[Collection entries]

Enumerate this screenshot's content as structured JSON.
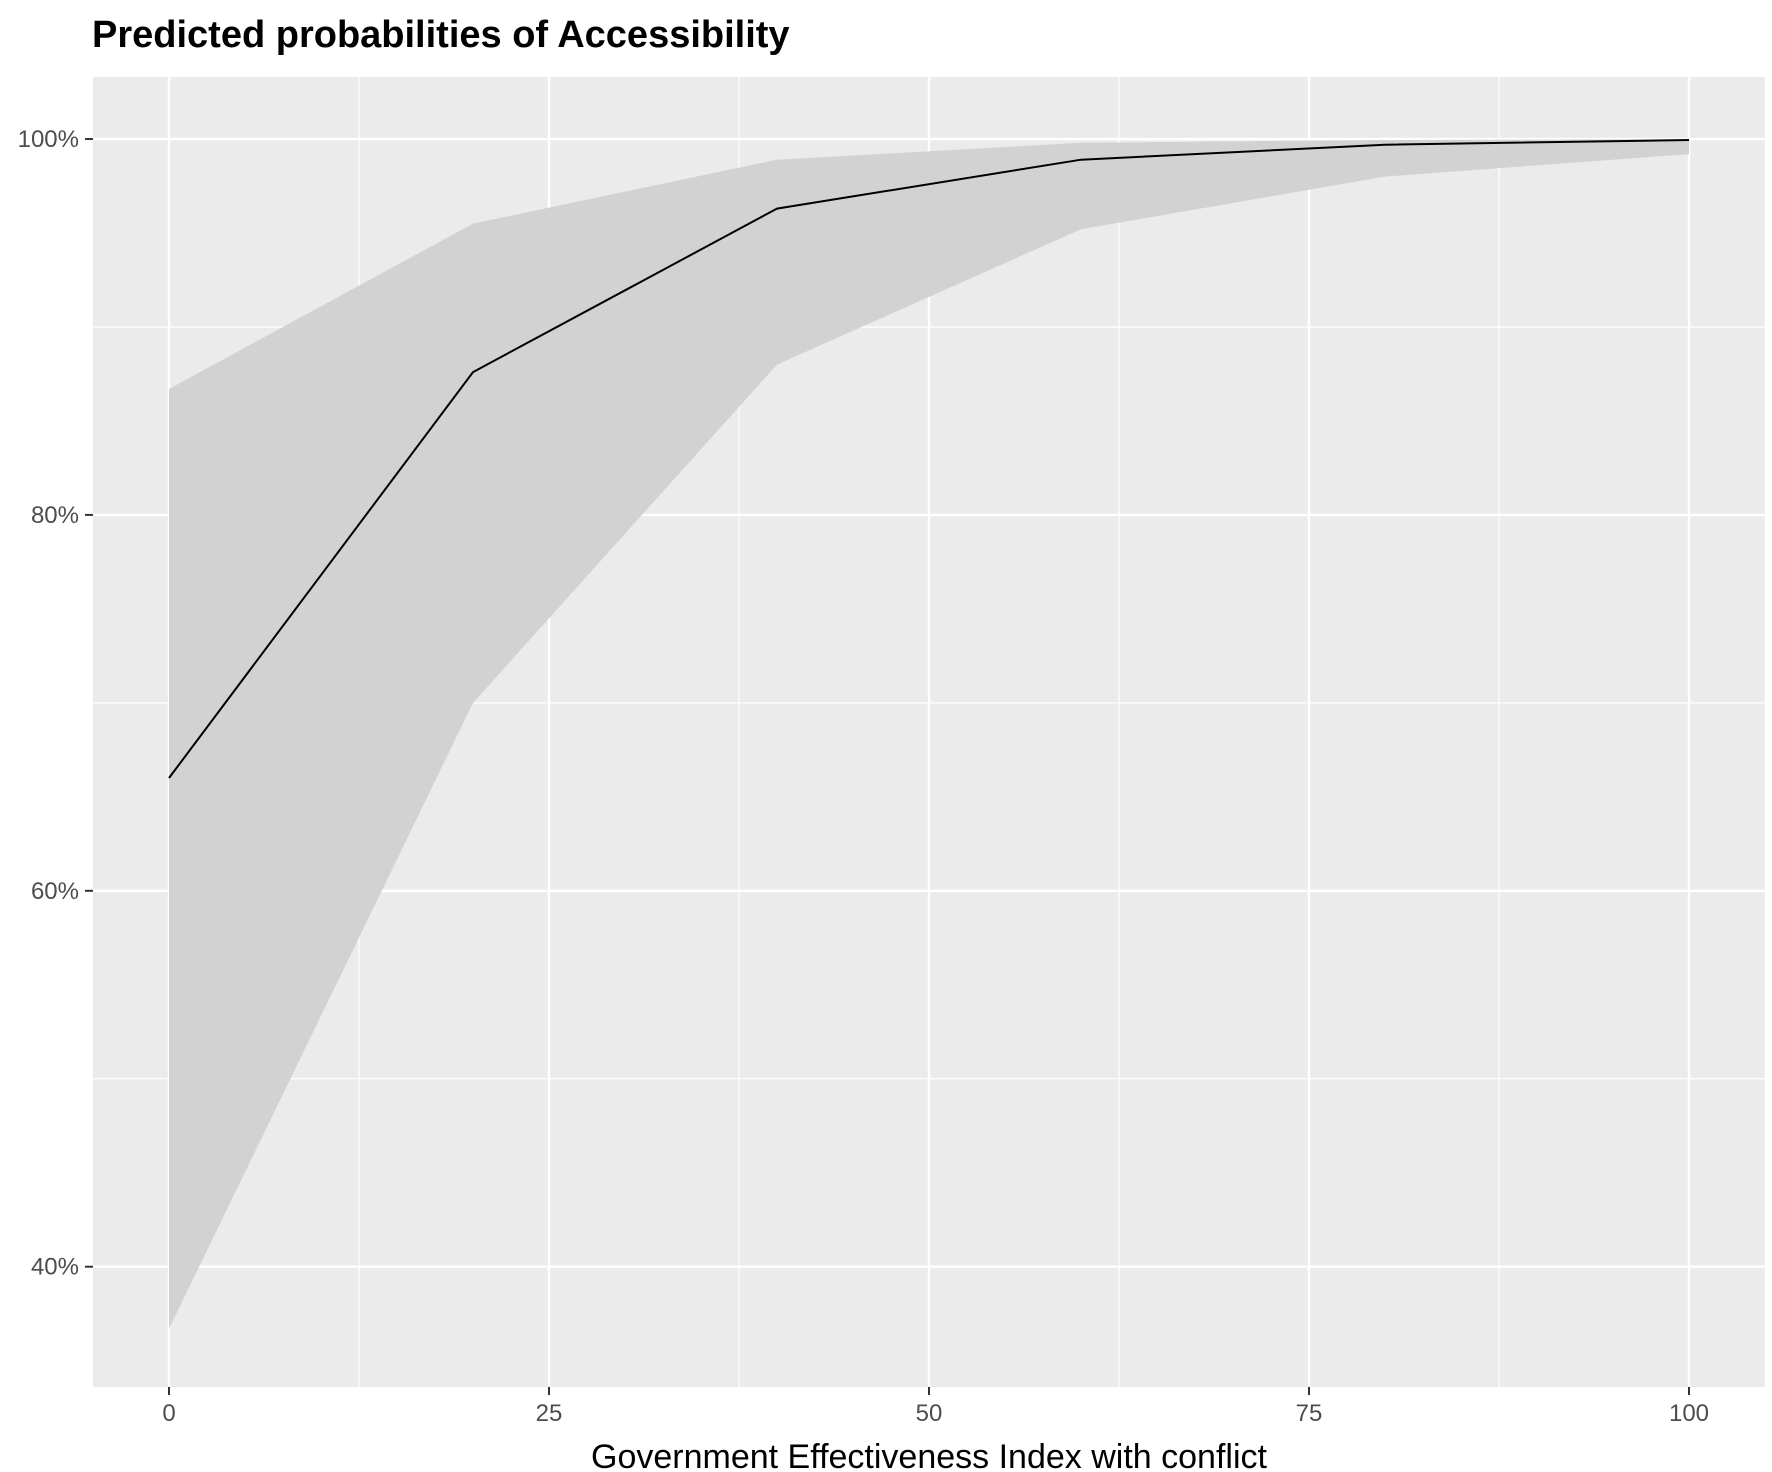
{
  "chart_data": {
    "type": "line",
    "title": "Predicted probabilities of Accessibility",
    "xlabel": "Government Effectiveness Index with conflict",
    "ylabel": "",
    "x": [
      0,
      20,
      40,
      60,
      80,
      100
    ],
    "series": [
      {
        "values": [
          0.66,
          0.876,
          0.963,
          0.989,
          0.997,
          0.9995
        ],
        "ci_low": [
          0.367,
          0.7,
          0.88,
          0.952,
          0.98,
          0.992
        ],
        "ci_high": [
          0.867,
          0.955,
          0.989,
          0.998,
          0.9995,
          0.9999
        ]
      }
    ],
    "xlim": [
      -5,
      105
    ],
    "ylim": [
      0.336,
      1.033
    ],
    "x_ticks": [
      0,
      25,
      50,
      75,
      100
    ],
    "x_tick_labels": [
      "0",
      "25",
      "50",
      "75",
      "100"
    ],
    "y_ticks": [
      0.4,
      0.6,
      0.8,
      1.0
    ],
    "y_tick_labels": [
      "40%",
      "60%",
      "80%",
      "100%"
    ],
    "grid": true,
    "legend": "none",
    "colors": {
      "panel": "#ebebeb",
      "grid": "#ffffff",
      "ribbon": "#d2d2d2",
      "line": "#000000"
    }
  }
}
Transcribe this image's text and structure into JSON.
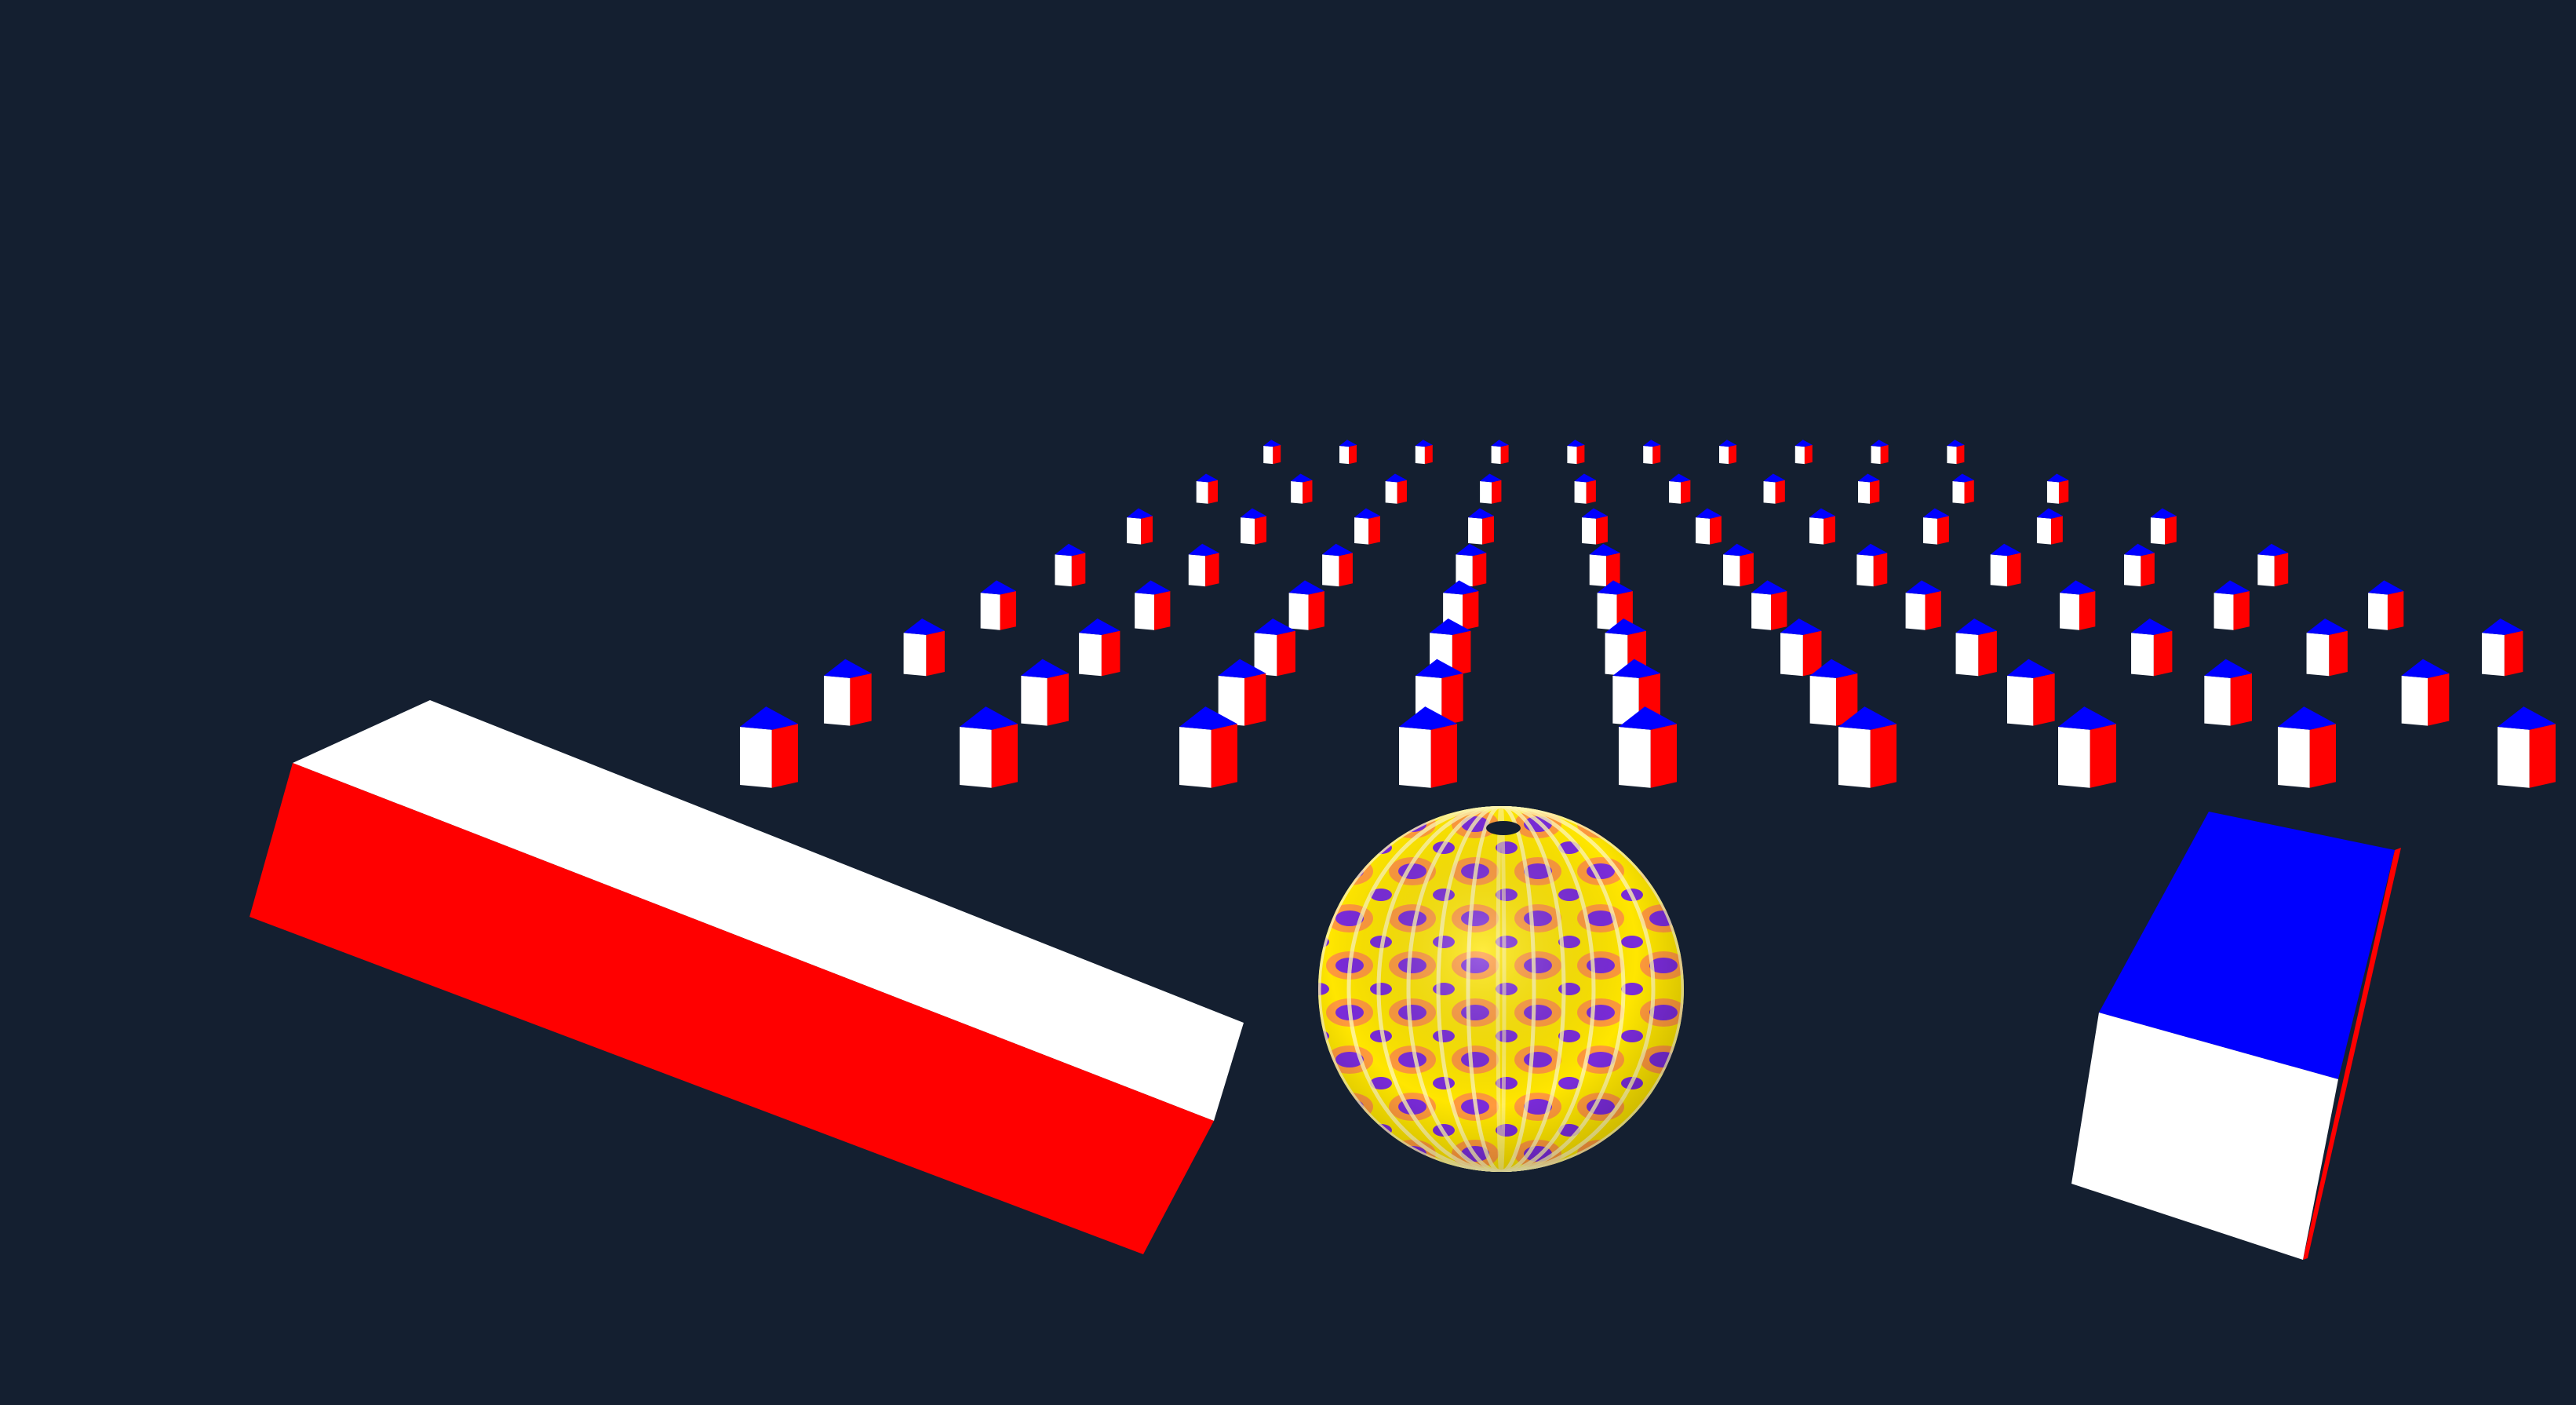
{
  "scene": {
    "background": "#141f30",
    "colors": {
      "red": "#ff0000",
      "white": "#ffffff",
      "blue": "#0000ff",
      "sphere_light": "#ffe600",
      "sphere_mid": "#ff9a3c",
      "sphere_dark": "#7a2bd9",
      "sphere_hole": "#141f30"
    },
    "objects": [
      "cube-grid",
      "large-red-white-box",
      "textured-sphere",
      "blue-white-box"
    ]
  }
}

▸ Task
Pick out the lines containing the string "this".

▸ Response
Enumerate this screenshot's content as structured JSON.
Transcribe this image's text and structure into JSON.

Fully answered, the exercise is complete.